● **RECORDED DATA**:
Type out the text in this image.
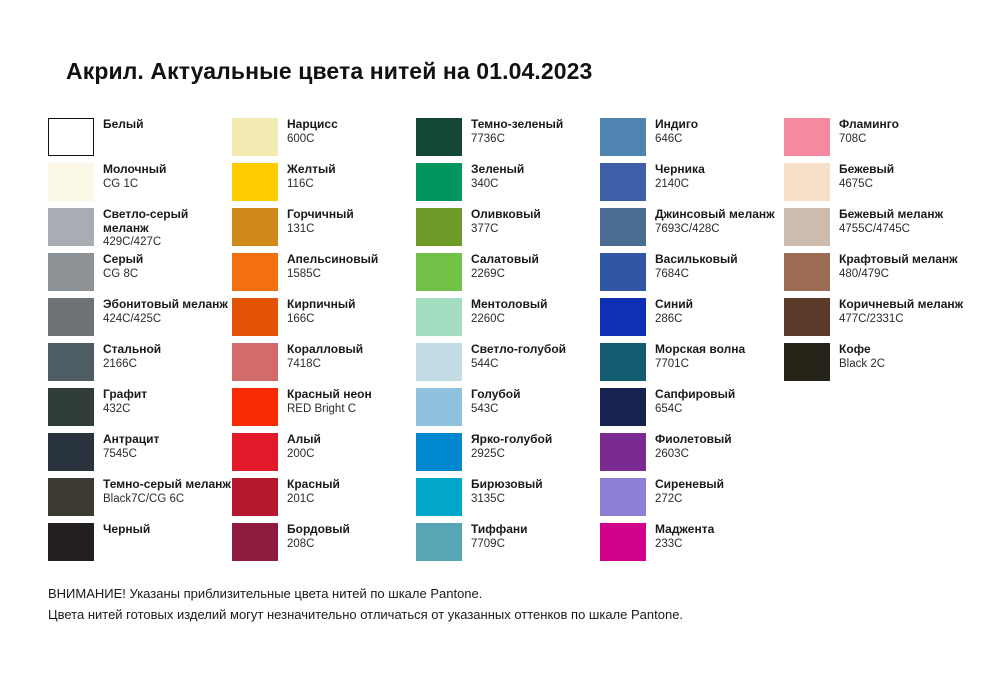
Акрил. Актуальные цвета нитей на 01.04.2023
Белый
Молочный
CG 1C
Светло-серый меланж
429C/427C
Серый
CG 8C
Эбонитовый меланж
424C/425C
Стальной
2166C
Графит
432C
Антрацит
7545C
Темно-серый меланж
Black7C/CG 6C
Черный
Нарцисс
600C
Желтый
116C
Горчичный
131C
Апельсиновый
1585C
Кирпичный
166C
Коралловый
7418C
Красный неон
RED Bright C
Алый
200C
Красный
201C
Бордовый
208C
Темно-зеленый
7736C
Зеленый
340C
Оливковый
377C
Салатовый
2269C
Ментоловый
2260C
Светло-голубой
544C
Голубой
543C
Ярко-голубой
2925C
Бирюзовый
3135C
Тиффани
7709C
Индиго
646C
Черника
2140C
Джинсовый меланж
7693C/428C
Васильковый
7684C
Синий
286C
Морская волна
7701C
Сапфировый
654C
Фиолетовый
2603C
Сиреневый
272C
Маджента
233C
Фламинго
708C
Бежевый
4675C
Бежевый меланж
4755C/4745C
Крафтовый меланж
480/479C
Коричневый меланж
477C/2331C
Кофе
Black 2C
ВНИМАНИЕ! Указаны приблизительные цвета нитей по шкале Pantone.
Цвета нитей готовых изделий могут незначительно отличаться от указанных оттенков по шкале Pantone.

● **INSTRUCTION**:
Give the entries again without a single change, but with no pictures.

● **TASK SOLUTION**:
Type out the text in this image.
Акрил. Актуальные цвета нитей на 01.04.2023
Белый
Молочный
CG 1C
Светло-серый меланж
429C/427C
Серый
CG 8C
Эбонитовый меланж
424C/425C
Стальной
2166C
Графит
432C
Антрацит
7545C
Темно-серый меланж
Black7C/CG 6C
Черный
Нарцисс
600C
Желтый
116C
Горчичный
131C
Апельсиновый
1585C
Кирпичный
166C
Коралловый
7418C
Красный неон
RED Bright C
Алый
200C
Красный
201C
Бордовый
208C
Темно-зеленый
7736C
Зеленый
340C
Оливковый
377C
Салатовый
2269C
Ментоловый
2260C
Светло-голубой
544C
Голубой
543C
Ярко-голубой
2925C
Бирюзовый
3135C
Тиффани
7709C
Индиго
646C
Черника
2140C
Джинсовый меланж
7693C/428C
Васильковый
7684C
Синий
286C
Морская волна
7701C
Сапфировый
654C
Фиолетовый
2603C
Сиреневый
272C
Маджента
233C
Фламинго
708C
Бежевый
4675C
Бежевый меланж
4755C/4745C
Крафтовый меланж
480/479C
Коричневый меланж
477C/2331C
Кофе
Black 2C
ВНИМАНИЕ! Указаны приблизительные цвета нитей по шкале Pantone.
Цвета нитей готовых изделий могут незначительно отличаться от указанных оттенков по шкале Pantone.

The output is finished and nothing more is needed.